◆ **The task**
Repeat every entry word for word, skipping the pictures.

◆ **Data for the task**
____

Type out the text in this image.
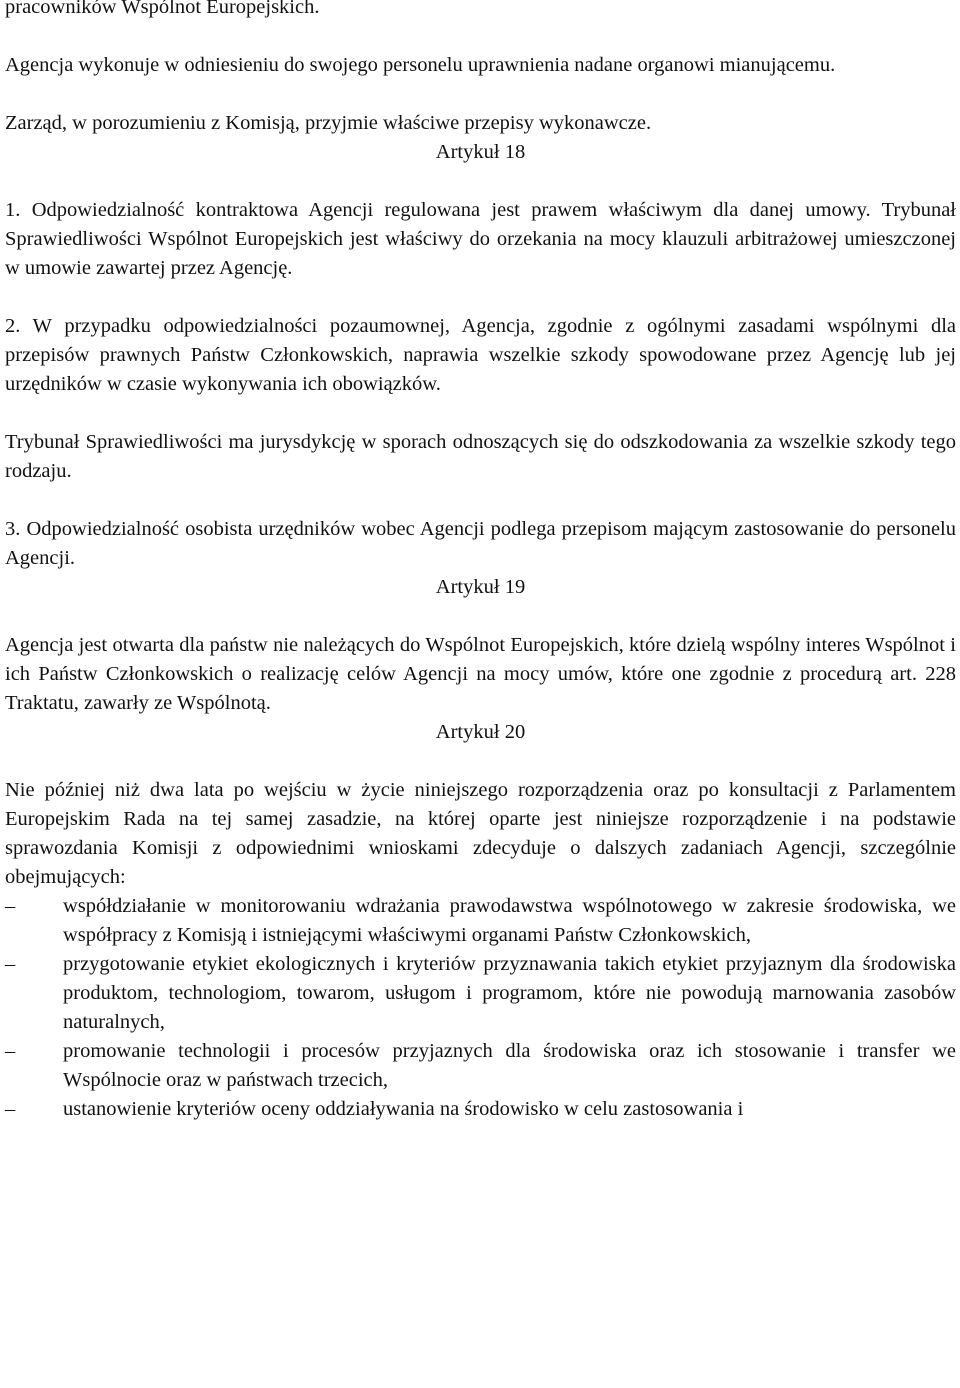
pracowników Wspólnot Europejskich.

Agencja wykonuje w odniesieniu do swojego personelu uprawnienia nadane organowi mianującemu.

Zarząd, w porozumieniu z Komisją, przyjmie właściwe przepisy wykonawcze.

Artykuł 18

1. Odpowiedzialność kontraktowa Agencji regulowana jest prawem właściwym dla danej umowy. Trybunał Sprawiedliwości Wspólnot Europejskich jest właściwy do orzekania na mocy klauzuli arbitrażowej umieszczonej w umowie zawartej przez Agencję.

2. W przypadku odpowiedzialności pozaumownej, Agencja, zgodnie z ogólnymi zasadami wspólnymi dla przepisów prawnych Państw Członkowskich, naprawia wszelkie szkody spowodowane przez Agencję lub jej urzędników w czasie wykonywania ich obowiązków.

Trybunał Sprawiedliwości ma jurysdykcję w sporach odnoszących się do odszkodowania za wszelkie szkody tego rodzaju.

3. Odpowiedzialność osobista urzędników wobec Agencji podlega przepisom mającym zastosowanie do personelu Agencji.

Artykuł 19

Agencja jest otwarta dla państw nie należących do Wspólnot Europejskich, które dzielą wspólny interes Wspólnot i ich Państw Członkowskich o realizację celów Agencji na mocy umów, które one zgodnie z procedurą art. 228 Traktatu, zawarły ze Wspólnotą.

Artykuł 20

Nie później niż dwa lata po wejściu w życie niniejszego rozporządzenia oraz po konsultacji z Parlamentem Europejskim Rada na tej samej zasadzie, na której oparte jest niniejsze rozporządzenie i na podstawie sprawozdania Komisji z odpowiednimi wnioskami zdecyduje o dalszych zadaniach Agencji, szczególnie obejmujących:

–	współdziałanie w monitorowaniu wdrażania prawodawstwa wspólnotowego w zakresie środowiska, we współpracy z Komisją i istniejącymi właściwymi organami Państw Członkowskich,
–	przygotowanie etykiet ekologicznych i kryteriów przyznawania takich etykiet przyjaznym dla środowiska produktom, technologiom, towarom, usługom i programom, które nie powodują marnowania zasobów naturalnych,
–	promowanie technologii i procesów przyjaznych dla środowiska oraz ich stosowanie i transfer we Wspólnocie oraz w państwach trzecich,
–	ustanowienie kryteriów oceny oddziaływania na środowisko w celu zastosowania i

____

◆ **Completed task**
Type out the text in this image.
pracowników Wspólnot Europejskich.

Agencja wykonuje w odniesieniu do swojego personelu uprawnienia nadane organowi mianującemu.

Zarząd, w porozumieniu z Komisją, przyjmie właściwe przepisy wykonawcze.

Artykuł 18

1. Odpowiedzialność kontraktowa Agencji regulowana jest prawem właściwym dla danej umowy. Trybunał Sprawiedliwości Wspólnot Europejskich jest właściwy do orzekania na mocy klauzuli arbitrażowej umieszczonej w umowie zawartej przez Agencję.

2. W przypadku odpowiedzialności pozaumownej, Agencja, zgodnie z ogólnymi zasadami wspólnymi dla przepisów prawnych Państw Członkowskich, naprawia wszelkie szkody spowodowane przez Agencję lub jej urzędników w czasie wykonywania ich obowiązków.

Trybunał Sprawiedliwości ma jurysdykcję w sporach odnoszących się do odszkodowania za wszelkie szkody tego rodzaju.

3. Odpowiedzialność osobista urzędników wobec Agencji podlega przepisom mającym zastosowanie do personelu Agencji.

Artykuł 19

Agencja jest otwarta dla państw nie należących do Wspólnot Europejskich, które dzielą wspólny interes Wspólnot i ich Państw Członkowskich o realizację celów Agencji na mocy umów, które one zgodnie z procedurą art. 228 Traktatu, zawarły ze Wspólnotą.

Artykuł 20

Nie później niż dwa lata po wejściu w życie niniejszego rozporządzenia oraz po konsultacji z Parlamentem Europejskim Rada na tej samej zasadzie, na której oparte jest niniejsze rozporządzenie i na podstawie sprawozdania Komisji z odpowiednimi wnioskami zdecyduje o dalszych zadaniach Agencji, szczególnie obejmujących:

–	współdziałanie w monitorowaniu wdrażania prawodawstwa wspólnotowego w zakresie środowiska, we współpracy z Komisją i istniejącymi właściwymi organami Państw Członkowskich,
–	przygotowanie etykiet ekologicznych i kryteriów przyznawania takich etykiet przyjaznym dla środowiska produktom, technologiom, towarom, usługom i programom, które nie powodują marnowania zasobów naturalnych,
–	promowanie technologii i procesów przyjaznych dla środowiska oraz ich stosowanie i transfer we Wspólnocie oraz w państwach trzecich,
–	ustanowienie kryteriów oceny oddziaływania na środowisko w celu zastosowania i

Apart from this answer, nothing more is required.